---------- TASK INPUT
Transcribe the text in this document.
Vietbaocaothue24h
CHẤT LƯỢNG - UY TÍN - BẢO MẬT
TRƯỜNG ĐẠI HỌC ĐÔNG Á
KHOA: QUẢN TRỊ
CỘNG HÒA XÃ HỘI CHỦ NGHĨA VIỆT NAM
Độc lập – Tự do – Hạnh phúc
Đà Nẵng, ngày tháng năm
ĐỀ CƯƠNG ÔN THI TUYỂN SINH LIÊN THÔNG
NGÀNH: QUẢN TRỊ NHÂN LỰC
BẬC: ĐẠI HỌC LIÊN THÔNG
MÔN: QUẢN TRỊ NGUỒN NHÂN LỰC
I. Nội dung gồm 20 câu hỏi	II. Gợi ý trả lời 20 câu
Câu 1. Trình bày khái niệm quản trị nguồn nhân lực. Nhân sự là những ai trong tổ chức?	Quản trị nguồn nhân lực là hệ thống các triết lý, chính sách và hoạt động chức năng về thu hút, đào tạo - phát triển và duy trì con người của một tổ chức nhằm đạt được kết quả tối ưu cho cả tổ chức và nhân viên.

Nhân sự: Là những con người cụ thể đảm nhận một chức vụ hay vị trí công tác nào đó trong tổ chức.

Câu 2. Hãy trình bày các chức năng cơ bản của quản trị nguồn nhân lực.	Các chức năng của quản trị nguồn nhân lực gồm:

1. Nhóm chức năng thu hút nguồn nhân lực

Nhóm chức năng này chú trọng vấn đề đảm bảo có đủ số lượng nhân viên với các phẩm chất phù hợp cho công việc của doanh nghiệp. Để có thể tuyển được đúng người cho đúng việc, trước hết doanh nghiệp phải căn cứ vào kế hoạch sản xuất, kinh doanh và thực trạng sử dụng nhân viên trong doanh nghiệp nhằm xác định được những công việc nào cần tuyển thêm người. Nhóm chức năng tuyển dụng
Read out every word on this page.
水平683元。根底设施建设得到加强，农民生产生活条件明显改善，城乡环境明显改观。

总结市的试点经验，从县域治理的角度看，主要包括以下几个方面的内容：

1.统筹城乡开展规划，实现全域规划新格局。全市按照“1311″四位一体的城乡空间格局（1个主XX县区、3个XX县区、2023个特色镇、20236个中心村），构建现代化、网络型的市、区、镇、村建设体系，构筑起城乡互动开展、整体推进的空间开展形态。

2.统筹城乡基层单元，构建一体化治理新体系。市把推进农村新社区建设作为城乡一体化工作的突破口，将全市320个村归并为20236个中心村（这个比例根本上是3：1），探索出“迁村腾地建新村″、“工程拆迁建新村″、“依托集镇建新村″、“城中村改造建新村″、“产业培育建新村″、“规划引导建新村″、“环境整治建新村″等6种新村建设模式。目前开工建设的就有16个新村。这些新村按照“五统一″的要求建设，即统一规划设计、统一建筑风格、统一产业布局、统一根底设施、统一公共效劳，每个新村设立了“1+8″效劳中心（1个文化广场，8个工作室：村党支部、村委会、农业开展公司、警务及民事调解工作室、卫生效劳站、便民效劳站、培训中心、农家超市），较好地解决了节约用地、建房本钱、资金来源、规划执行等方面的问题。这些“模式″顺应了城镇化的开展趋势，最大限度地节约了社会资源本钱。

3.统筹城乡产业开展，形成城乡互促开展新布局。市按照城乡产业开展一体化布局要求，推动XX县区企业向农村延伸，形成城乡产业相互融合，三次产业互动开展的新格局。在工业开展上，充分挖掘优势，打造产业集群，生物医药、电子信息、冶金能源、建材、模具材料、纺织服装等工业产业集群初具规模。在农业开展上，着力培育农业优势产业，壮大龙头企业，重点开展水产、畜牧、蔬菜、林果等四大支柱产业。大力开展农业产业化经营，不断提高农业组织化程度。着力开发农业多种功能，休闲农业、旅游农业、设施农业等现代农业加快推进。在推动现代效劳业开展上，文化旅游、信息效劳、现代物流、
--------------------
* TASK DESCRIPTION
Locate the line with "Read out every word on this page." in the entries above; extract it and every line after it, verbatim.

* SOLUTION TO THE PROBLEM
Read out every word on this page.
水平683元。根底设施建设得到加强，农民生产生活条件明显改善，城乡环境明显改观。

总结市的试点经验，从县域治理的角度看，主要包括以下几个方面的内容：

1.统筹城乡开展规划，实现全域规划新格局。全市按照“1311″四位一体的城乡空间格局（1个主XX县区、3个XX县区、2023个特色镇、20236个中心村），构建现代化、网络型的市、区、镇、村建设体系，构筑起城乡互动开展、整体推进的空间开展形态。

2.统筹城乡基层单元，构建一体化治理新体系。市把推进农村新社区建设作为城乡一体化工作的突破口，将全市320个村归并为20236个中心村（这个比例根本上是3：1），探索出“迁村腾地建新村″、“工程拆迁建新村″、“依托集镇建新村″、“城中村改造建新村″、“产业培育建新村″、“规划引导建新村″、“环境整治建新村″等6种新村建设模式。目前开工建设的就有16个新村。这些新村按照“五统一″的要求建设，即统一规划设计、统一建筑风格、统一产业布局、统一根底设施、统一公共效劳，每个新村设立了“1+8″效劳中心（1个文化广场，8个工作室：村党支部、村委会、农业开展公司、警务及民事调解工作室、卫生效劳站、便民效劳站、培训中心、农家超市），较好地解决了节约用地、建房本钱、资金来源、规划执行等方面的问题。这些“模式″顺应了城镇化的开展趋势，最大限度地节约了社会资源本钱。

3.统筹城乡产业开展，形成城乡互促开展新布局。市按照城乡产业开展一体化布局要求，推动XX县区企业向农村延伸，形成城乡产业相互融合，三次产业互动开展的新格局。在工业开展上，充分挖掘优势，打造产业集群，生物医药、电子信息、冶金能源、建材、模具材料、纺织服装等工业产业集群初具规模。在农业开展上，着力培育农业优势产业，壮大龙头企业，重点开展水产、畜牧、蔬菜、林果等四大支柱产业。大力开展农业产业化经营，不断提高农业组织化程度。着力开发农业多种功能，休闲农业、旅游农业、设施农业等现代农业加快推进。在推动现代效劳业开展上，文化旅游、信息效劳、现代物流、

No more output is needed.